# [THE DATA]
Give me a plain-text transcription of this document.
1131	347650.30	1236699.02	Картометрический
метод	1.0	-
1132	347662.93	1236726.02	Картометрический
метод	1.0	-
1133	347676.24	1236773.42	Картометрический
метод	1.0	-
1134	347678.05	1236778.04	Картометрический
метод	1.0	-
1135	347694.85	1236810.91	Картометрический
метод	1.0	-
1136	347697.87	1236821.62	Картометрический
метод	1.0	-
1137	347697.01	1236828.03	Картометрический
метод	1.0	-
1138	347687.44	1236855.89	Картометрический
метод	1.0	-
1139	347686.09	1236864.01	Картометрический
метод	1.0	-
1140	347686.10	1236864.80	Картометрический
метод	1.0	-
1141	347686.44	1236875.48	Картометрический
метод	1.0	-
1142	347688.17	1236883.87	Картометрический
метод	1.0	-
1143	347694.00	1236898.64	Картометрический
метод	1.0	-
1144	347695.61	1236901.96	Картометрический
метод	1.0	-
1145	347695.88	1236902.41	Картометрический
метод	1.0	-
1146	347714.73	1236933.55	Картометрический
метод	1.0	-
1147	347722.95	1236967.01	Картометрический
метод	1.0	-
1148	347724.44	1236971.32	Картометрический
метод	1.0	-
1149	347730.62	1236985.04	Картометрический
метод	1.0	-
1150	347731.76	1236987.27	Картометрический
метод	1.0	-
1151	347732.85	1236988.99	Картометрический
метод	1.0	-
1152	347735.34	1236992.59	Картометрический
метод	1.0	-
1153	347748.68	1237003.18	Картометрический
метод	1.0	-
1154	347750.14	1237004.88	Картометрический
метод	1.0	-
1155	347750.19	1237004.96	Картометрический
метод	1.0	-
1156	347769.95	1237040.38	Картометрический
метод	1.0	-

# [REQUIREMENT]
Go through the material above line by line and copy it exactly.

# [EXERCISE RESPONSE]
Give me a plain-text transcription of this document.
1131	347650.30	1236699.02	Картометрический
метод	1.0	-
1132	347662.93	1236726.02	Картометрический
метод	1.0	-
1133	347676.24	1236773.42	Картометрический
метод	1.0	-
1134	347678.05	1236778.04	Картометрический
метод	1.0	-
1135	347694.85	1236810.91	Картометрический
метод	1.0	-
1136	347697.87	1236821.62	Картометрический
метод	1.0	-
1137	347697.01	1236828.03	Картометрический
метод	1.0	-
1138	347687.44	1236855.89	Картометрический
метод	1.0	-
1139	347686.09	1236864.01	Картометрический
метод	1.0	-
1140	347686.10	1236864.80	Картометрический
метод	1.0	-
1141	347686.44	1236875.48	Картометрический
метод	1.0	-
1142	347688.17	1236883.87	Картометрический
метод	1.0	-
1143	347694.00	1236898.64	Картометрический
метод	1.0	-
1144	347695.61	1236901.96	Картометрический
метод	1.0	-
1145	347695.88	1236902.41	Картометрический
метод	1.0	-
1146	347714.73	1236933.55	Картометрический
метод	1.0	-
1147	347722.95	1236967.01	Картометрический
метод	1.0	-
1148	347724.44	1236971.32	Картометрический
метод	1.0	-
1149	347730.62	1236985.04	Картометрический
метод	1.0	-
1150	347731.76	1236987.27	Картометрический
метод	1.0	-
1151	347732.85	1236988.99	Картометрический
метод	1.0	-
1152	347735.34	1236992.59	Картометрический
метод	1.0	-
1153	347748.68	1237003.18	Картометрический
метод	1.0	-
1154	347750.14	1237004.88	Картометрический
метод	1.0	-
1155	347750.19	1237004.96	Картометрический
метод	1.0	-
1156	347769.95	1237040.38	Картометрический
метод	1.0	-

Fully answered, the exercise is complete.